-- start DATASET EXTRACT --

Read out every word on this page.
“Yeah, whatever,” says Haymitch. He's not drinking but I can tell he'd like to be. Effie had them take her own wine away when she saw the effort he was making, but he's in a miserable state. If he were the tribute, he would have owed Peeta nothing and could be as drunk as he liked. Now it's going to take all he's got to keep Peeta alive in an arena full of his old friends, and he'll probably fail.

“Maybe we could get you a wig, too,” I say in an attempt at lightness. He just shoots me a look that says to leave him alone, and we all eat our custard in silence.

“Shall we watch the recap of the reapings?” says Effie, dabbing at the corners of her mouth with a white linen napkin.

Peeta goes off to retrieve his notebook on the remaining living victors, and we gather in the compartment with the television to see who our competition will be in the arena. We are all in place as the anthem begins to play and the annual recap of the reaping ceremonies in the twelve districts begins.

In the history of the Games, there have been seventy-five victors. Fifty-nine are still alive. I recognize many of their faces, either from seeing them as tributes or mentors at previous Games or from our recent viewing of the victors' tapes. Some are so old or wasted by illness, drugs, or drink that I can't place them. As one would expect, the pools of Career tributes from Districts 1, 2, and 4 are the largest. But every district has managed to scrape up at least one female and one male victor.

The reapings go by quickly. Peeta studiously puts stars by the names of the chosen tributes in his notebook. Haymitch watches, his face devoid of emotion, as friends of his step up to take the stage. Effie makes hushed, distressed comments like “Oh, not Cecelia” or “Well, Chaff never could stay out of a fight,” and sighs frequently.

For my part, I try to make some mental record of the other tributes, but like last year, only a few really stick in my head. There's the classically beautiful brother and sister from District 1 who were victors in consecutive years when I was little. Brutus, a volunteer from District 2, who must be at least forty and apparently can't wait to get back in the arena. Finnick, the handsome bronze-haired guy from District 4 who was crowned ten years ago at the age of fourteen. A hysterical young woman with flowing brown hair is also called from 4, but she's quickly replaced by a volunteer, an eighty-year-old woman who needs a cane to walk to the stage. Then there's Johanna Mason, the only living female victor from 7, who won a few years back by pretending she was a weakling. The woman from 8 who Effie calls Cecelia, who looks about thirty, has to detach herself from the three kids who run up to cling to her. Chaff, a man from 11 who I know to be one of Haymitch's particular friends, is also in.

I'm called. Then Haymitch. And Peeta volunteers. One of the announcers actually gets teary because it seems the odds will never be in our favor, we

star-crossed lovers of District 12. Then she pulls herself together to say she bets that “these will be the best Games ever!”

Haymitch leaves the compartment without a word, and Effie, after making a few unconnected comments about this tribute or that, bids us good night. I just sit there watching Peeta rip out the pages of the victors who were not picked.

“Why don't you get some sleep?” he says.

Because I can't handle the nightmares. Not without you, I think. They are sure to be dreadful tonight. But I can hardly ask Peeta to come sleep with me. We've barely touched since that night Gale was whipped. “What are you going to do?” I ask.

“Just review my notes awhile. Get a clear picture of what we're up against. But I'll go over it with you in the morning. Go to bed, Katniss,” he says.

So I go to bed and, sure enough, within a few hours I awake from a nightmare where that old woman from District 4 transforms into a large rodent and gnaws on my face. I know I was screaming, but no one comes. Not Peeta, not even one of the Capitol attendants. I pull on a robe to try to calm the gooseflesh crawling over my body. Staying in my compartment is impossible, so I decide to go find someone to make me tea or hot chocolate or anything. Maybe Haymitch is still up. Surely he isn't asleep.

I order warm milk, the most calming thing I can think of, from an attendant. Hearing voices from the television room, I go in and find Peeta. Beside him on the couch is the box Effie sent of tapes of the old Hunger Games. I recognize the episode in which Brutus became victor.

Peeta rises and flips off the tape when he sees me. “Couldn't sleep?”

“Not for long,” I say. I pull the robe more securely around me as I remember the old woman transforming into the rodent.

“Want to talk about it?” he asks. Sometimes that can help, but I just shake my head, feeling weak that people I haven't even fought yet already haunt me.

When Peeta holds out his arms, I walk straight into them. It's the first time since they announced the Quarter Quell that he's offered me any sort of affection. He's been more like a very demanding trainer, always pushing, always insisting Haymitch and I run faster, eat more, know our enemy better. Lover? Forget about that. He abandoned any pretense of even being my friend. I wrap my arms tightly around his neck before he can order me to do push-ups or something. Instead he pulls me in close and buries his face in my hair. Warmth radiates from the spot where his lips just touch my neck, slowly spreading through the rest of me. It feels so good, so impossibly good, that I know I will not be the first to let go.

-- end DATASET EXTRACT --

__EXERCISE AIM__.
Note each line of the entries that has "this" in it, and copy those lines.

__RESPONSE__.
Read out every word on this page.
Haymitch leaves the compartment without a word, and Effie, after making a few unconnected comments about this tribute or that, bids us good night. I just sit there watching Peeta rip out the pages of the victors who were not picked.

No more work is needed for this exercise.